§ **What this task involves**: In your copy, leave out the pictures; write out all the data exactly.

§ **Material for the task**:
BEGIN

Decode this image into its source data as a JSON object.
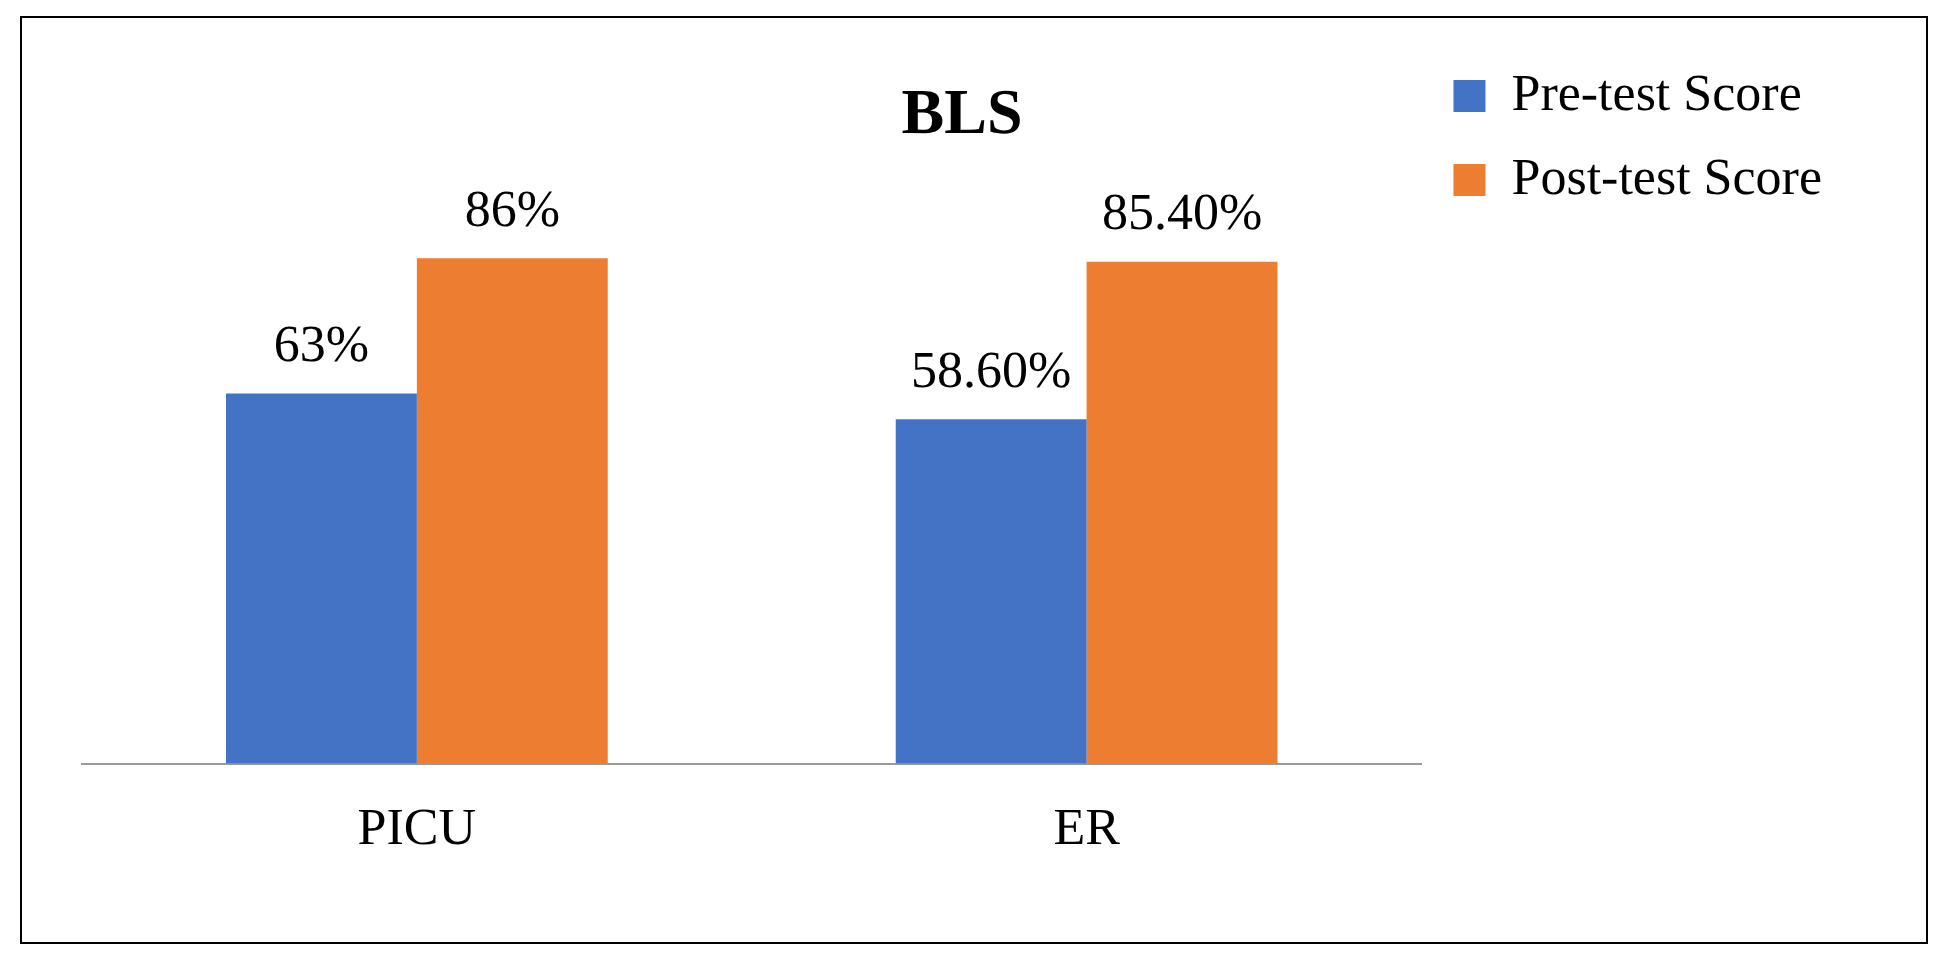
{
  "chart_data": {
    "type": "bar",
    "title": "BLS",
    "categories": [
      "PICU",
      "ER"
    ],
    "series": [
      {
        "name": "Pre-test Score",
        "color": "#4472c4",
        "values": [
          63,
          58.6
        ],
        "value_labels": [
          "63%",
          "58.60%"
        ]
      },
      {
        "name": "Post-test Score",
        "color": "#ed7d31",
        "values": [
          86,
          85.4
        ],
        "value_labels": [
          "86%",
          "85.40%"
        ]
      }
    ],
    "legend": "top right",
    "grid": false
  }
}
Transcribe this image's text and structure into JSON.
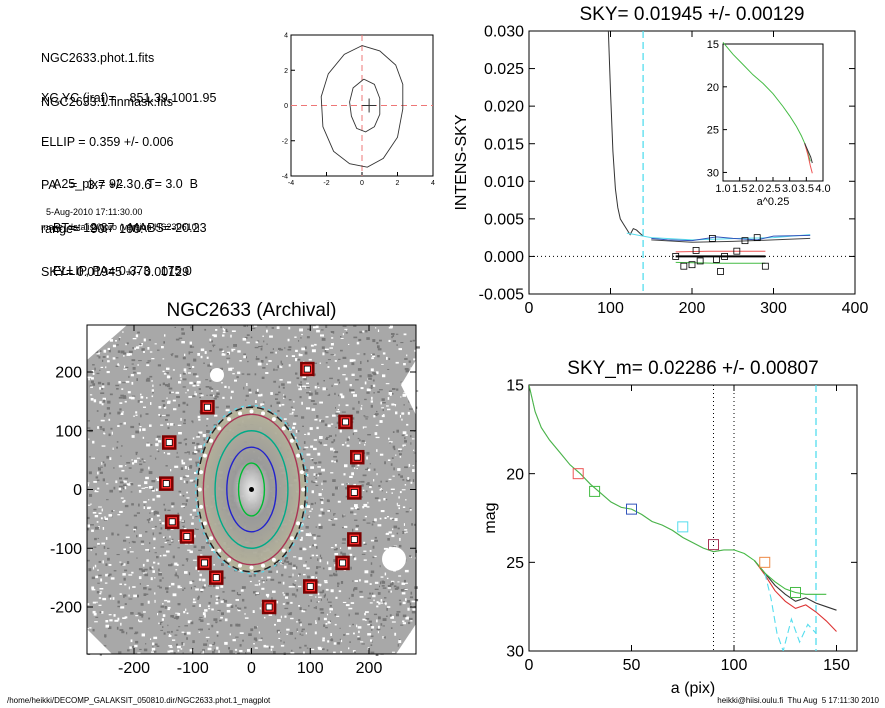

END

§ **Response below**:
Decode this image into its source data as a JSON object.
{
  "chart_data": {
    "type": "bar",
    "title": "BLS",
    "categories": [
      "PICU",
      "ER"
    ],
    "series": [
      {
        "name": "Pre-test Score",
        "color": "#4472c4",
        "values": [
          63,
          58.6
        ],
        "value_labels": [
          "63%",
          "58.60%"
        ]
      },
      {
        "name": "Post-test Score",
        "color": "#ed7d31",
        "values": [
          86,
          85.4
        ],
        "value_labels": [
          "86%",
          "85.40%"
        ]
      }
    ],
    "legend": "top right",
    "grid": false
  }
}
Transcribe this image's text and structure into JSON.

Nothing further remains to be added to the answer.